Stored entries:
++++++++++
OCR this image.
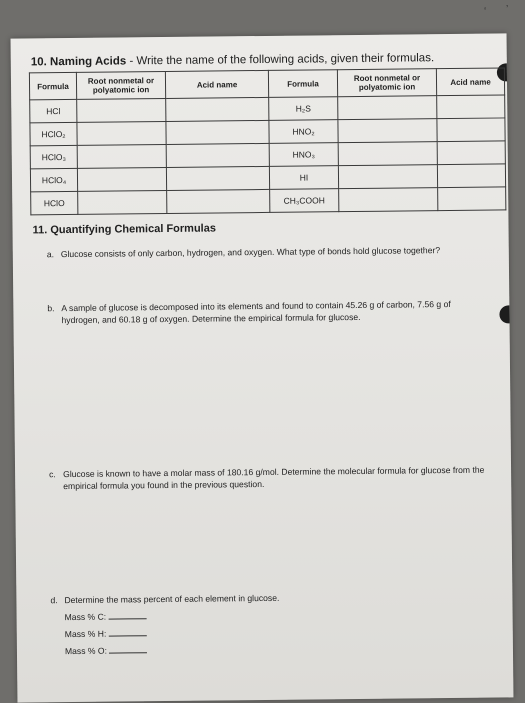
‘ ’
10. Naming Acids - Write the name of the following acids, given their formulas.
Formula	Root nonmetal or polyatomic ion	Acid name	Formula	Root nonmetal or polyatomic ion	Acid name
HCl			H₂S		
HClO₂			HNO₂		
HClO₃			HNO₃		
HClO₄			HI		
HClO			CH₃COOH		
11. Quantifying Chemical Formulas
a. Glucose consists of only carbon, hydrogen, and oxygen. What type of bonds hold glucose together?
b. A sample of glucose is decomposed into its elements and found to contain 45.26 g of carbon, 7.56 g of hydrogen, and 60.18 g of oxygen. Determine the empirical formula for glucose.
c. Glucose is known to have a molar mass of 180.16 g/mol. Determine the molecular formula for glucose from the empirical formula you found in the previous question.
d. Determine the mass percent of each element in glucose.
Mass % C:
Mass % H:
Mass % O:
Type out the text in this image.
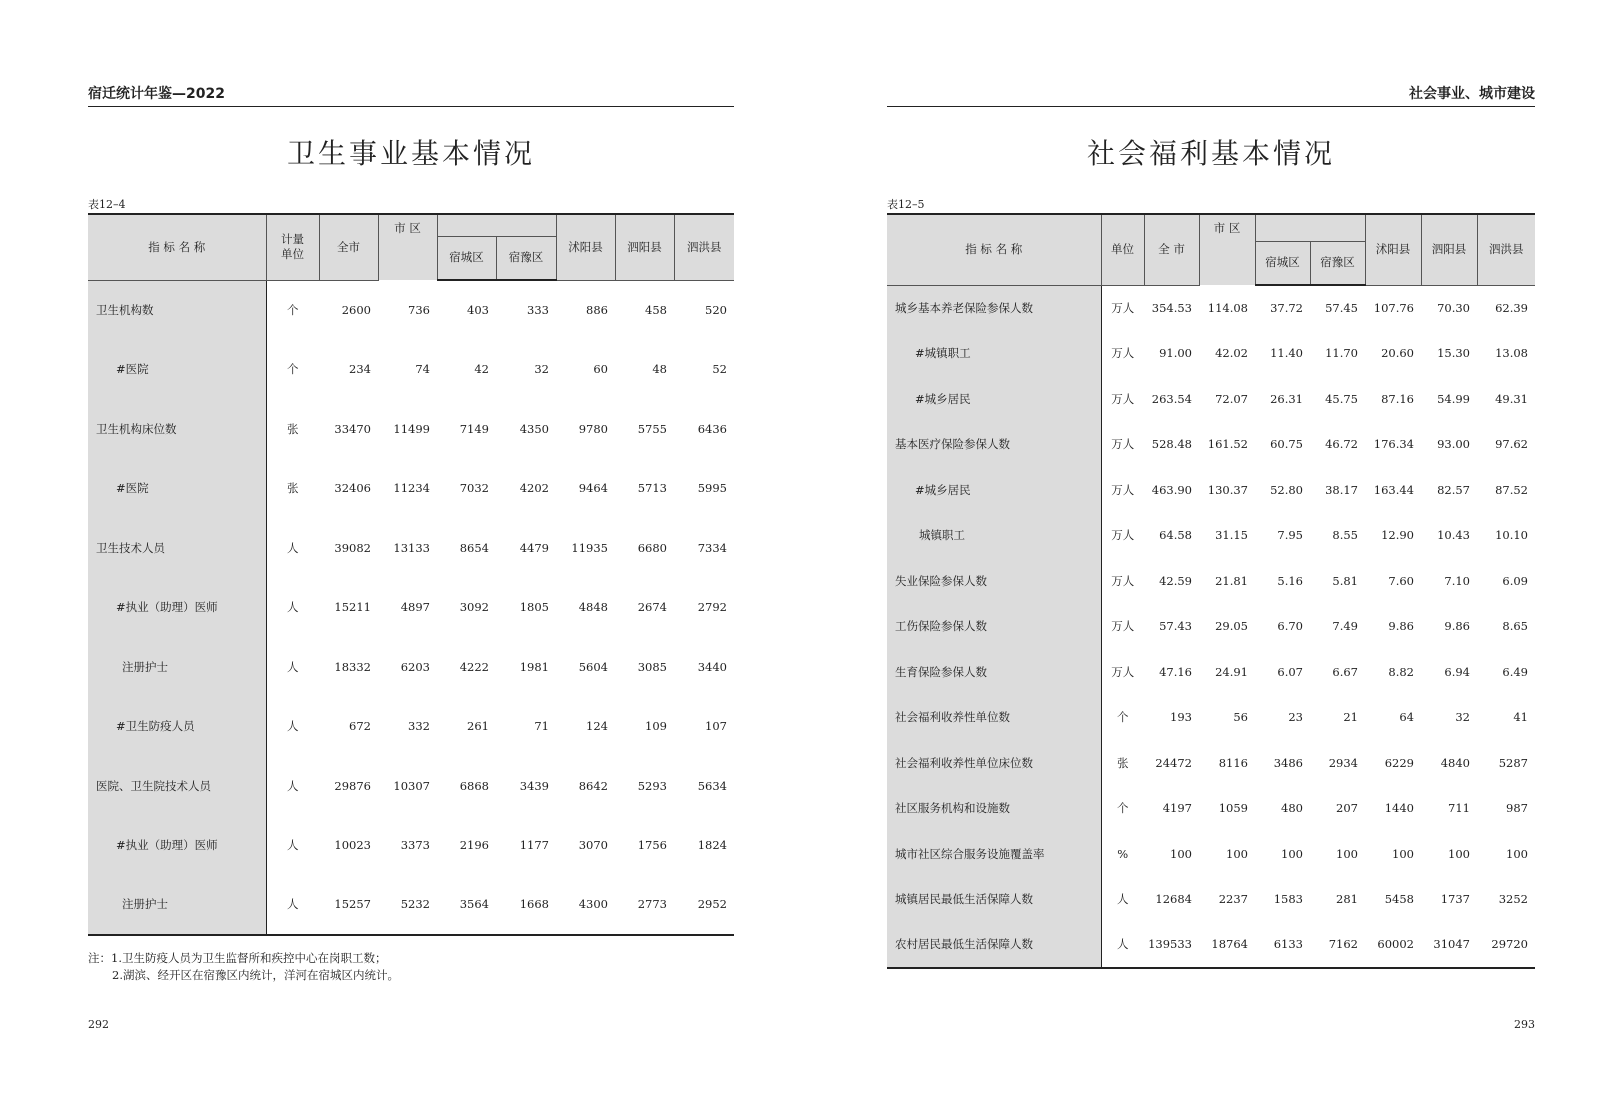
宿迁统计年鉴—2022
卫生事业基本情况
表12–4
指 标 名 称	计量单位	全市	市 区			沭阳县	泗阳县	泗洪县
				宿城区	宿豫区			
卫生机构数	个	2600	736	403	333	886	458	520
#医院	个	234	74	42	32	60	48	52
卫生机构床位数	张	33470	11499	7149	4350	9780	5755	6436
#医院	张	32406	11234	7032	4202	9464	5713	5995
卫生技术人员	人	39082	13133	8654	4479	11935	6680	7334
#执业（助理）医师	人	15211	4897	3092	1805	4848	2674	2792
注册护士	人	18332	6203	4222	1981	5604	3085	3440
#卫生防疫人员	人	672	332	261	71	124	109	107
医院、卫生院技术人员	人	29876	10307	6868	3439	8642	5293	5634
#执业（助理）医师	人	10023	3373	2196	1177	3070	1756	1824
注册护士	人	15257	5232	3564	1668	4300	2773	2952
注：1.卫生防疫人员为卫生监督所和疾控中心在岗职工数；
2.湖滨、经开区在宿豫区内统计，洋河在宿城区内统计。
292
社会事业、城市建设
社会福利基本情况
表12–5
指 标 名 称	单位	全 市	市 区			沭阳县	泗阳县	泗洪县
				宿城区	宿豫区			
城乡基本养老保险参保人数	万人	354.53	114.08	37.72	57.45	107.76	70.30	62.39
#城镇职工	万人	91.00	42.02	11.40	11.70	20.60	15.30	13.08
#城乡居民	万人	263.54	72.07	26.31	45.75	87.16	54.99	49.31
基本医疗保险参保人数	万人	528.48	161.52	60.75	46.72	176.34	93.00	97.62
#城乡居民	万人	463.90	130.37	52.80	38.17	163.44	82.57	87.52
城镇职工	万人	64.58	31.15	7.95	8.55	12.90	10.43	10.10
失业保险参保人数	万人	42.59	21.81	5.16	5.81	7.60	7.10	6.09
工伤保险参保人数	万人	57.43	29.05	6.70	7.49	9.86	9.86	8.65
生育保险参保人数	万人	47.16	24.91	6.07	6.67	8.82	6.94	6.49
社会福利收养性单位数	个	193	56	23	21	64	32	41
社会福利收养性单位床位数	张	24472	8116	3486	2934	6229	4840	5287
社区服务机构和设施数	个	4197	1059	480	207	1440	711	987
城市社区综合服务设施覆盖率	%	100	100	100	100	100	100	100
城镇居民最低生活保障人数	人	12684	2237	1583	281	5458	1737	3252
农村居民最低生活保障人数	人	139533	18764	6133	7162	60002	31047	29720
293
++++++++++
- SET TASK
Copy the data word for word. Pictures do not go in the copy.

- EXERCISE RESULT
OCR this image.
‘ ’
10. Naming Acids - Write the name of the following acids, given their formulas.
Formula	Root nonmetal or polyatomic ion	Acid name	Formula	Root nonmetal or polyatomic ion	Acid name
HCl			H₂S		
HClO₂			HNO₂		
HClO₃			HNO₃		
HClO₄			HI		
HClO			CH₃COOH		
11. Quantifying Chemical Formulas
a. Glucose consists of only carbon, hydrogen, and oxygen. What type of bonds hold glucose together?
b. A sample of glucose is decomposed into its elements and found to contain 45.26 g of carbon, 7.56 g of hydrogen, and 60.18 g of oxygen. Determine the empirical formula for glucose.
c. Glucose is known to have a molar mass of 180.16 g/mol. Determine the molecular formula for glucose from the empirical formula you found in the previous question.
d. Determine the mass percent of each element in glucose.
Mass % C:
Mass % H:
Mass % O:
Type out the text in this image.
宿迁统计年鉴—2022
卫生事业基本情况
表12–4
指 标 名 称	计量单位	全市	市 区			沭阳县	泗阳县	泗洪县
				宿城区	宿豫区			
卫生机构数	个	2600	736	403	333	886	458	520
#医院	个	234	74	42	32	60	48	52
卫生机构床位数	张	33470	11499	7149	4350	9780	5755	6436
#医院	张	32406	11234	7032	4202	9464	5713	5995
卫生技术人员	人	39082	13133	8654	4479	11935	6680	7334
#执业（助理）医师	人	15211	4897	3092	1805	4848	2674	2792
注册护士	人	18332	6203	4222	1981	5604	3085	3440
#卫生防疫人员	人	672	332	261	71	124	109	107
医院、卫生院技术人员	人	29876	10307	6868	3439	8642	5293	5634
#执业（助理）医师	人	10023	3373	2196	1177	3070	1756	1824
注册护士	人	15257	5232	3564	1668	4300	2773	2952
注：1.卫生防疫人员为卫生监督所和疾控中心在岗职工数；
2.湖滨、经开区在宿豫区内统计，洋河在宿城区内统计。
292
社会事业、城市建设
社会福利基本情况
表12–5
指 标 名 称	单位	全 市	市 区			沭阳县	泗阳县	泗洪县
				宿城区	宿豫区			
城乡基本养老保险参保人数	万人	354.53	114.08	37.72	57.45	107.76	70.30	62.39
#城镇职工	万人	91.00	42.02	11.40	11.70	20.60	15.30	13.08
#城乡居民	万人	263.54	72.07	26.31	45.75	87.16	54.99	49.31
基本医疗保险参保人数	万人	528.48	161.52	60.75	46.72	176.34	93.00	97.62
#城乡居民	万人	463.90	130.37	52.80	38.17	163.44	82.57	87.52
城镇职工	万人	64.58	31.15	7.95	8.55	12.90	10.43	10.10
失业保险参保人数	万人	42.59	21.81	5.16	5.81	7.60	7.10	6.09
工伤保险参保人数	万人	57.43	29.05	6.70	7.49	9.86	9.86	8.65
生育保险参保人数	万人	47.16	24.91	6.07	6.67	8.82	6.94	6.49
社会福利收养性单位数	个	193	56	23	21	64	32	41
社会福利收养性单位床位数	张	24472	8116	3486	2934	6229	4840	5287
社区服务机构和设施数	个	4197	1059	480	207	1440	711	987
城市社区综合服务设施覆盖率	%	100	100	100	100	100	100	100
城镇居民最低生活保障人数	人	12684	2237	1583	281	5458	1737	3252
农村居民最低生活保障人数	人	139533	18764	6133	7162	60002	31047	29720
293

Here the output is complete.